— Begin —

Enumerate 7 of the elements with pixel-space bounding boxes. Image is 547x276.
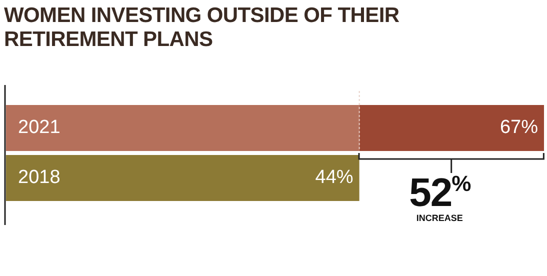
annotation: INCREASE	[416, 213, 463, 223]
annotation: 52$^{%}$	[409, 171, 470, 215]
y-tick-label: 2021	[18, 117, 60, 138]
y-tick-label: 2018	[18, 167, 60, 188]
chart-title: WOMEN INVESTING OUTSIDE OF THEIR RETIREMENT PLANS	[4, 4, 400, 52]
data-label: 44%	[315, 167, 354, 188]
total-label: 67%	[500, 117, 538, 138]
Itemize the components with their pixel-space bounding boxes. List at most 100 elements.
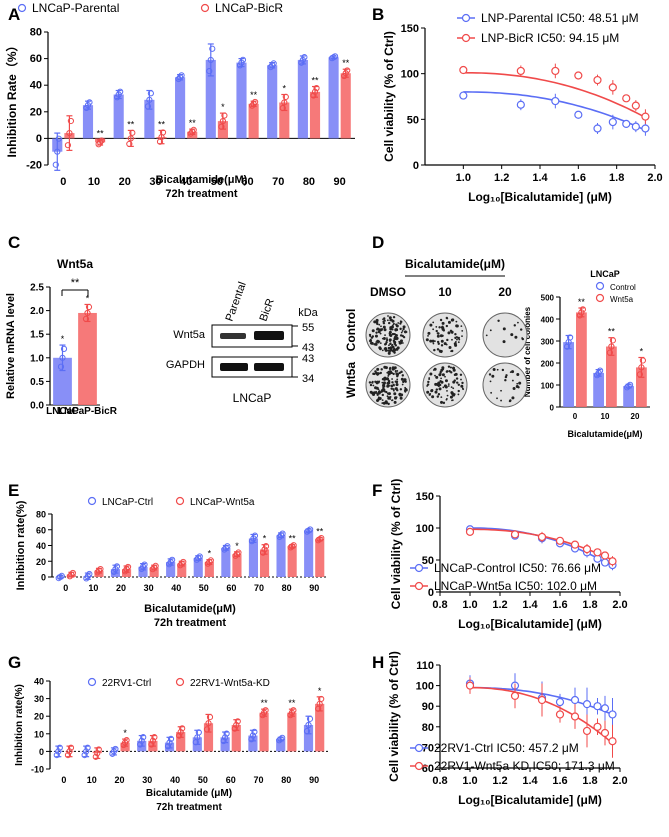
colony-dot bbox=[435, 326, 438, 328]
data-point bbox=[218, 123, 225, 130]
colony-row-label: Control bbox=[344, 309, 358, 352]
colony-dot bbox=[518, 381, 522, 385]
data-point-red bbox=[593, 548, 602, 557]
colony-dot bbox=[372, 384, 375, 387]
y-tick-label: 50 bbox=[407, 114, 419, 126]
colony-dot bbox=[502, 340, 506, 344]
colony-dot bbox=[372, 393, 376, 397]
colony-dot bbox=[395, 324, 399, 328]
y-tick-label: 100 bbox=[401, 69, 419, 81]
colony-dot bbox=[386, 337, 388, 340]
colony-dot bbox=[430, 389, 434, 392]
colony-dot bbox=[391, 381, 394, 384]
bar-red bbox=[309, 91, 321, 139]
data-point-red bbox=[510, 691, 520, 701]
x-tick-label: LNCaP-BicR bbox=[58, 406, 118, 417]
colony-dot bbox=[453, 342, 457, 346]
bar-red bbox=[606, 346, 617, 407]
colony-dot bbox=[381, 388, 384, 392]
bar-red bbox=[315, 703, 325, 752]
data-point bbox=[129, 129, 136, 136]
colony-dot bbox=[370, 336, 374, 339]
colony-dot bbox=[387, 402, 390, 406]
data-point bbox=[95, 567, 103, 574]
colony-dot bbox=[396, 378, 399, 381]
x-tick-label: 50 bbox=[198, 775, 208, 785]
x-tick-label: 0 bbox=[61, 775, 66, 785]
data-point-red bbox=[465, 527, 475, 536]
bar-blue bbox=[248, 735, 258, 752]
colony-dot bbox=[381, 381, 384, 384]
data-point bbox=[86, 99, 93, 106]
colony-dot bbox=[401, 383, 404, 386]
colony-dot bbox=[388, 344, 390, 347]
data-point bbox=[92, 753, 99, 760]
colony-dot bbox=[396, 370, 399, 372]
data-point bbox=[64, 751, 72, 759]
colony-dot bbox=[434, 340, 436, 343]
colony-dot bbox=[489, 329, 492, 332]
colony-dot bbox=[391, 385, 394, 388]
colony-dot bbox=[392, 372, 395, 376]
colony-dot bbox=[391, 328, 394, 331]
colony-dot bbox=[393, 400, 397, 404]
colony-dot bbox=[376, 399, 380, 403]
colony-dot bbox=[386, 395, 389, 398]
y-axis-label: Inhibition rate(%) bbox=[14, 684, 25, 766]
data-point bbox=[126, 140, 133, 148]
colony-dot bbox=[378, 346, 382, 350]
x-tick-label: 60 bbox=[226, 583, 236, 593]
colony-dot bbox=[386, 377, 390, 381]
y-tick-label: 60 bbox=[422, 763, 434, 775]
colony-dot bbox=[461, 329, 464, 332]
colony-dot bbox=[450, 318, 454, 322]
colony-dot bbox=[374, 342, 378, 346]
data-point bbox=[259, 549, 267, 556]
y-axis-label: Number of cell colonies bbox=[523, 306, 532, 397]
data-point bbox=[608, 343, 615, 350]
colony-dot bbox=[429, 339, 433, 343]
colony-dot bbox=[381, 384, 385, 388]
colony-dot bbox=[369, 338, 372, 341]
significance-mark: ** bbox=[288, 698, 296, 708]
kda-label: kDa bbox=[298, 307, 318, 319]
blot-caption: LNCaP bbox=[233, 391, 272, 405]
data-point bbox=[301, 54, 308, 61]
colony-dot bbox=[392, 339, 396, 342]
data-point bbox=[597, 367, 604, 374]
data-point bbox=[233, 721, 240, 729]
x-tick-label: 70 bbox=[272, 176, 284, 188]
y-tick-label: 20 bbox=[36, 557, 46, 567]
data-point-blue bbox=[631, 122, 640, 131]
legend-label-red: LNCaP-Wnt5a bbox=[190, 497, 255, 508]
bar-blue bbox=[593, 372, 604, 407]
legend-label-blue: Control bbox=[610, 283, 636, 292]
data-point bbox=[209, 45, 216, 52]
legend-marker-red bbox=[461, 33, 471, 43]
x-tick-label: 1.0 bbox=[462, 599, 477, 611]
data-point bbox=[221, 112, 228, 119]
data-point bbox=[64, 142, 72, 149]
data-point bbox=[97, 139, 104, 146]
colony-dot bbox=[457, 383, 461, 386]
colony-dot bbox=[457, 389, 460, 393]
y-axis-label: Cell viability (% of Ctrl) bbox=[382, 31, 396, 162]
x-tick-label: LNCaP bbox=[46, 406, 79, 417]
colony-dot bbox=[387, 351, 391, 355]
x-tick-label: 70 bbox=[253, 775, 263, 785]
data-point bbox=[54, 148, 61, 155]
x-tick-label: 90 bbox=[309, 775, 319, 785]
significance-mark: * bbox=[61, 334, 65, 344]
data-point bbox=[205, 720, 212, 727]
legend-marker-red bbox=[414, 761, 424, 771]
colony-dot bbox=[505, 374, 508, 377]
legend-label-blue: 22RV1-Ctrl bbox=[102, 678, 151, 689]
bar-blue bbox=[221, 547, 231, 577]
y-tick-label: 0.5 bbox=[30, 377, 44, 388]
colony-column-label: DMSO bbox=[370, 285, 406, 299]
x-tick-label: 30 bbox=[149, 176, 161, 188]
colony-dot bbox=[388, 316, 392, 320]
significance-mark: ** bbox=[97, 129, 105, 139]
chart-title: Wnt5a bbox=[57, 257, 93, 271]
x-tick-label: 80 bbox=[281, 775, 291, 785]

— End —

TASK: Return every line of the records above that contains the string "LNCaP", treating uppercase and lowercase letters as distinct.

OUTPUT OF THE TASK:
x-tick-label: LNCaP-BicR bbox=[58, 406, 118, 417]
blot-caption: LNCaP bbox=[233, 391, 272, 405]
legend-label-red: LNCaP-Wnt5a bbox=[190, 497, 255, 508]
x-tick-label: LNCaP bbox=[46, 406, 79, 417]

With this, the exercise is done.